**Task directions**
Images embedded in the records are excluded; print everything else exactly as given.

**Records supplied**

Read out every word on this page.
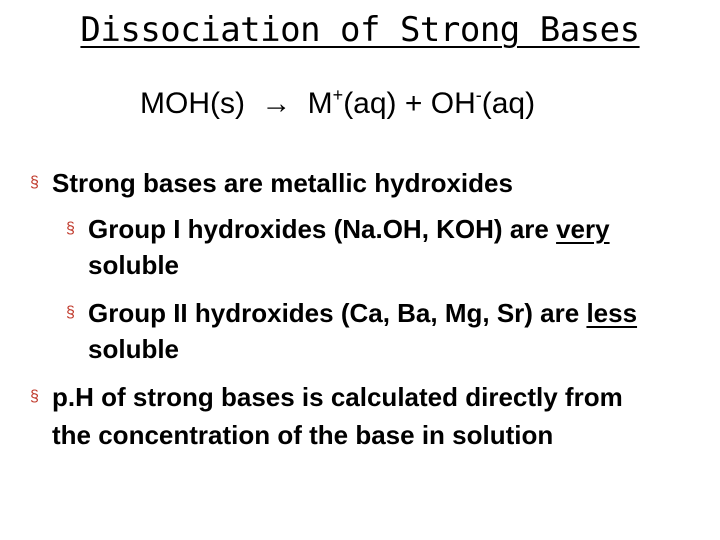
Dissociation of Strong Bases
MOH(s) → M+(aq) + OH-(aq)
§ Strong bases are metallic hydroxides
§ Group I hydroxides (Na.OH, KOH) are very
soluble
§ Group II hydroxides (Ca, Ba, Mg, Sr) are less
soluble
§ p.H of strong bases is calculated directly from
the concentration of the base in solution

**Solution for this problem**
Read out every word on this page.
Dissociation of Strong Bases
MOH(s) → M+(aq) + OH-(aq)
§ Strong bases are metallic hydroxides
§ Group I hydroxides (Na.OH, KOH) are very
soluble
§ Group II hydroxides (Ca, Ba, Mg, Sr) are less
soluble
§ p.H of strong bases is calculated directly from
the concentration of the base in solution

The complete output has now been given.